→ **THE TASK**
Below are the entries; count the lines in them that contain the word "JSON" and give only the number.
begin
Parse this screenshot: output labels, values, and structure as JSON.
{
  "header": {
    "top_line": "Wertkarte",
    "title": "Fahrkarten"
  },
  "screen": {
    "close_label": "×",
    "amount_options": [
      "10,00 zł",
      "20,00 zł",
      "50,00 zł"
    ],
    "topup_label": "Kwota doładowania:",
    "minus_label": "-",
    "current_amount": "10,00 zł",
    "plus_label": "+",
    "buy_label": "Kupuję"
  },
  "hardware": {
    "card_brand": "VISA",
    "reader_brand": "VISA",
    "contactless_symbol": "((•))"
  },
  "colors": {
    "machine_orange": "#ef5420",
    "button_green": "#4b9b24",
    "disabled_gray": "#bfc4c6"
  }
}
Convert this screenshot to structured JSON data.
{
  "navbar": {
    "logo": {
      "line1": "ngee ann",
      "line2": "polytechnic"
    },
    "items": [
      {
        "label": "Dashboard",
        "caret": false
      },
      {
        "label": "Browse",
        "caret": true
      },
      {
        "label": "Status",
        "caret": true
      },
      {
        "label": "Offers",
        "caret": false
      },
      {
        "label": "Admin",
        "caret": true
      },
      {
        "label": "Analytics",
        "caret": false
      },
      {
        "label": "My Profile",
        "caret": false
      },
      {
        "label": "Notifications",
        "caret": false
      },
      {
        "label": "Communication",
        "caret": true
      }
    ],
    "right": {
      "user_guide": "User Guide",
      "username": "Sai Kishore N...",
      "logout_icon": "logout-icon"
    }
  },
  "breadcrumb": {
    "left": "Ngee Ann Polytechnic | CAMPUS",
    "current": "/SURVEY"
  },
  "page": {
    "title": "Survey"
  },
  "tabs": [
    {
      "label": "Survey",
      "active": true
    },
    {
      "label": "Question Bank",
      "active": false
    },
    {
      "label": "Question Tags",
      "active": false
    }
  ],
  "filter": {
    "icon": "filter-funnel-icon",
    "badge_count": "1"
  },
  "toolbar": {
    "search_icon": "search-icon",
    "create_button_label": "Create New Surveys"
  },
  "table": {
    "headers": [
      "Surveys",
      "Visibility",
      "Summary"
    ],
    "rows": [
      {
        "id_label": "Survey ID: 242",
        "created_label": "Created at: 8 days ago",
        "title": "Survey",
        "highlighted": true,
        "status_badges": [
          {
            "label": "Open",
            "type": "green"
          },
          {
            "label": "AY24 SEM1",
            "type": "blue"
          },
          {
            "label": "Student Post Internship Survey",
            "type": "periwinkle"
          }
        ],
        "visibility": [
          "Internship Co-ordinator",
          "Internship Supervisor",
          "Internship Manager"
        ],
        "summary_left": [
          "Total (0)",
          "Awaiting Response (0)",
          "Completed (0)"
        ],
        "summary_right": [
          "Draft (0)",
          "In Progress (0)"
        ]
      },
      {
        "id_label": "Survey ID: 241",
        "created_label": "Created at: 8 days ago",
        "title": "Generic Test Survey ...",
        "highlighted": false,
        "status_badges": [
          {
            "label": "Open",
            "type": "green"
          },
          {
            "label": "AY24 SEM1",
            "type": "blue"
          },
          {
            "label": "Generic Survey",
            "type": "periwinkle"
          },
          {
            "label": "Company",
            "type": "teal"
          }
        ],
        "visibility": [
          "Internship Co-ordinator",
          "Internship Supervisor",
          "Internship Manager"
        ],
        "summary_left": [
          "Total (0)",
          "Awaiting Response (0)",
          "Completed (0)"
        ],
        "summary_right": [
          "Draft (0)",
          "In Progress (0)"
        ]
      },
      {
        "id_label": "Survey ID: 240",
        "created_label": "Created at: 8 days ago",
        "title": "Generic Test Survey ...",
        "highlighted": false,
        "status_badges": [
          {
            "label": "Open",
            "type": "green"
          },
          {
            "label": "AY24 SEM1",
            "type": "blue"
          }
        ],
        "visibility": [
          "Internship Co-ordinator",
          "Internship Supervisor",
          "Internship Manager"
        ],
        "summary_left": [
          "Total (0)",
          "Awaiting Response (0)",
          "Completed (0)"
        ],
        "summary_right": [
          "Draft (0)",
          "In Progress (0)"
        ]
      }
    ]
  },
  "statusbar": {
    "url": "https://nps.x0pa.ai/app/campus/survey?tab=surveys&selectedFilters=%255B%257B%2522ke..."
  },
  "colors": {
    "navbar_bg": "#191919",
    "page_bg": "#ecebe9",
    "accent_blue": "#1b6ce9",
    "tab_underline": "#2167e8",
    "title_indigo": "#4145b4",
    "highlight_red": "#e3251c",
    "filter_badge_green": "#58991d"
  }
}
end
→ **SOLUTION TO THIS PROBLEM**
2